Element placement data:
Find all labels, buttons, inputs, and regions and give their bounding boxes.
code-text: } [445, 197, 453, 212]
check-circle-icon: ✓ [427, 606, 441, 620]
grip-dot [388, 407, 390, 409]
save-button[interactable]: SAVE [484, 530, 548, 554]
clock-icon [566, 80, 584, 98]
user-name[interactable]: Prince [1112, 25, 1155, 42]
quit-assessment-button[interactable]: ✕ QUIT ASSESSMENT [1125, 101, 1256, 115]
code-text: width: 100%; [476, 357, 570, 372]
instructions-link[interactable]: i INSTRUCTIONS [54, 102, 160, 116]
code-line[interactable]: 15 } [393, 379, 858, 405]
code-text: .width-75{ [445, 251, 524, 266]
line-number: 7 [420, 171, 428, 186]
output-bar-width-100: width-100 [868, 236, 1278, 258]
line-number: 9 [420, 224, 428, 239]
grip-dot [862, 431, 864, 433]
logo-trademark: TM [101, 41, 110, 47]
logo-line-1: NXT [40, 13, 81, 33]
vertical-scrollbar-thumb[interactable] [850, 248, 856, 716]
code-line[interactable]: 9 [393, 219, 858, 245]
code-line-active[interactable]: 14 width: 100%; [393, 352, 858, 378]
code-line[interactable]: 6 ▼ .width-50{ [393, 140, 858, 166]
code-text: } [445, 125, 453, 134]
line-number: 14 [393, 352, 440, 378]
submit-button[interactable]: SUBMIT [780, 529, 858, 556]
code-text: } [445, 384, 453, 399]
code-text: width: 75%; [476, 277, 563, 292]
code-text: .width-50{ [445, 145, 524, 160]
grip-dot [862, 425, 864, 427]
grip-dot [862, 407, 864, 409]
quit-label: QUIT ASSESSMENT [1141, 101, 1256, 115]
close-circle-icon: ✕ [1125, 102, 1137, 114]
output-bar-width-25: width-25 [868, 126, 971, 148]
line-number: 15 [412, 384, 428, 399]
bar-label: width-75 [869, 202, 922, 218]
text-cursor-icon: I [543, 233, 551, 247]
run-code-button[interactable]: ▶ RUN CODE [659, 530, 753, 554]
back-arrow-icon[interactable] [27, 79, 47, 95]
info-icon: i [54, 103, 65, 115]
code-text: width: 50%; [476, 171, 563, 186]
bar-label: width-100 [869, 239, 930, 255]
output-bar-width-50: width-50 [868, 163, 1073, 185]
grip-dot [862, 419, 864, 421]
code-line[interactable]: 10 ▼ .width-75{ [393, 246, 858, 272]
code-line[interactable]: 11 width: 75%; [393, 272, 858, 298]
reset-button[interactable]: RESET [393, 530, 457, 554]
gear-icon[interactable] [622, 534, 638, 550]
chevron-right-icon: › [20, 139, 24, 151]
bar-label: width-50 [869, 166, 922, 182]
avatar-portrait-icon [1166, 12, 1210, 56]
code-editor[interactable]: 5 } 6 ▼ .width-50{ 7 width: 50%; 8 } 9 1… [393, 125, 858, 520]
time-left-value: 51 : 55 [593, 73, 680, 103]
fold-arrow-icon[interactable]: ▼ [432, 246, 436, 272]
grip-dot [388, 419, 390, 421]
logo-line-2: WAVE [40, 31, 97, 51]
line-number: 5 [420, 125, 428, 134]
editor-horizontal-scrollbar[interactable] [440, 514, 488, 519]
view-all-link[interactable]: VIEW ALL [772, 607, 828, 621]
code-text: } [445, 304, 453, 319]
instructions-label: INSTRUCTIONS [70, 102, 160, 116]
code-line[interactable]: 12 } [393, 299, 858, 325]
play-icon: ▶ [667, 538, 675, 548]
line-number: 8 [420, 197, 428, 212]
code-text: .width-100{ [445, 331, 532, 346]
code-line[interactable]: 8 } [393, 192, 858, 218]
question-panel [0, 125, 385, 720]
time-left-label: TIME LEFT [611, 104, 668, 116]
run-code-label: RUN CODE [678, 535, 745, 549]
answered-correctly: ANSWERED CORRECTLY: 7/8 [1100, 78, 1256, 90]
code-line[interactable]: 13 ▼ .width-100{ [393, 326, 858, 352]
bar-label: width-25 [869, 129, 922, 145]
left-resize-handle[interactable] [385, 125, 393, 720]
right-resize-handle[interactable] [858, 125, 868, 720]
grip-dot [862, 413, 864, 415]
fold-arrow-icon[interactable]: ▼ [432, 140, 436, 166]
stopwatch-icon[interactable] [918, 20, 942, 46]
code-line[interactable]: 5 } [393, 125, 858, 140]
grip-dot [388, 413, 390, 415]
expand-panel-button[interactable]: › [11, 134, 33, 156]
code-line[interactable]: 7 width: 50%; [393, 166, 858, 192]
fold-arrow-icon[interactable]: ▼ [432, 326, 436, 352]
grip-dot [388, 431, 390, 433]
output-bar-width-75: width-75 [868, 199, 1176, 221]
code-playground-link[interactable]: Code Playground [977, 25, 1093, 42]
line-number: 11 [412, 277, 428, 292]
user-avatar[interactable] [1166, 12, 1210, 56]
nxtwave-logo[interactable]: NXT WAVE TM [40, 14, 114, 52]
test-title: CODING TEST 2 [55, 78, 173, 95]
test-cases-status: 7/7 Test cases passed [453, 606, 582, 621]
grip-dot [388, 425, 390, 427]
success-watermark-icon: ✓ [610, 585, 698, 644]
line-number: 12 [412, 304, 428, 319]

Do this: Turn the data above into a Markdown table with the columns Row and Data line, starting at its first line and ending after the line that contains "reset-button[interactable]: RESET [393, 530, 457, 554]". Number each line in order and leave out any blank lines.

Result for this task:
| Row | Data line |
|---|---|
| 1 | Find all labels, buttons, inputs, and regions and give their bounding boxes. |
| 2 | code-text: } [445, 197, 453, 212] |
| 3 | check-circle-icon: ✓ [427, 606, 441, 620] |
| 4 | grip-dot [388, 407, 390, 409] |
| 5 | save-button[interactable]: SAVE [484, 530, 548, 554] |
| 6 | clock-icon [566, 80, 584, 98] |
| 7 | user-name[interactable]: Prince [1112, 25, 1155, 42] |
| 8 | quit-assessment-button[interactable]: ✕ QUIT ASSESSMENT [1125, 101, 1256, 115] |
| 9 | code-text: width: 100%; [476, 357, 570, 372] |
| 10 | instructions-link[interactable]: i INSTRUCTIONS [54, 102, 160, 116] |
| 11 | code-line[interactable]: 15 } [393, 379, 858, 405] |
| 12 | code-text: .width-75{ [445, 251, 524, 266] |
| 13 | line-number: 7 [420, 171, 428, 186] |
| 14 | output-bar-width-100: width-100 [868, 236, 1278, 258] |
| 15 | line-number: 9 [420, 224, 428, 239] |
| 16 | grip-dot [862, 431, 864, 433] |
| 17 | logo-trademark: TM [101, 41, 110, 47] |
| 18 | logo-line-1: NXT [40, 13, 81, 33] |
| 19 | vertical-scrollbar-thumb[interactable] [850, 248, 856, 716] |
| 20 | code-line[interactable]: 9 [393, 219, 858, 245] |
| 21 | code-line-active[interactable]: 14 width: 100%; [393, 352, 858, 378] |
| 22 | code-line[interactable]: 6 ▼ .width-50{ [393, 140, 858, 166] |
| 23 | code-text: } [445, 125, 453, 134] |
| 24 | line-number: 14 [393, 352, 440, 378] |
| 25 | submit-button[interactable]: SUBMIT [780, 529, 858, 556] |
| 26 | code-text: } [445, 384, 453, 399] |
| 27 | code-text: width: 75%; [476, 277, 563, 292] |
| 28 | code-text: .width-50{ [445, 145, 524, 160] |
| 29 | grip-dot [862, 425, 864, 427] |
| 30 | grip-dot [862, 407, 864, 409] |
| 31 | quit-label: QUIT ASSESSMENT [1141, 101, 1256, 115] |
| 32 | close-circle-icon: ✕ [1125, 102, 1137, 114] |
| 33 | output-bar-width-25: width-25 [868, 126, 971, 148] |
| 34 | line-number: 15 [412, 384, 428, 399] |
| 35 | bar-label: width-75 [869, 202, 922, 218] |
| 36 | text-cursor-icon: I [543, 233, 551, 247] |
| 37 | run-code-button[interactable]: ▶ RUN CODE [659, 530, 753, 554] |
| 38 | back-arrow-icon[interactable] [27, 79, 47, 95] |
| 39 | info-icon: i [54, 103, 65, 115] |
| 40 | code-text: width: 50%; [476, 171, 563, 186] |
| 41 | bar-label: width-100 [869, 239, 930, 255] |
| 42 | output-bar-width-50: width-50 [868, 163, 1073, 185] |
| 43 | grip-dot [862, 419, 864, 421] |
| 44 | code-line[interactable]: 10 ▼ .width-75{ [393, 246, 858, 272] |
| 45 | code-line[interactable]: 11 width: 75%; [393, 272, 858, 298] |
| 46 | reset-button[interactable]: RESET [393, 530, 457, 554] |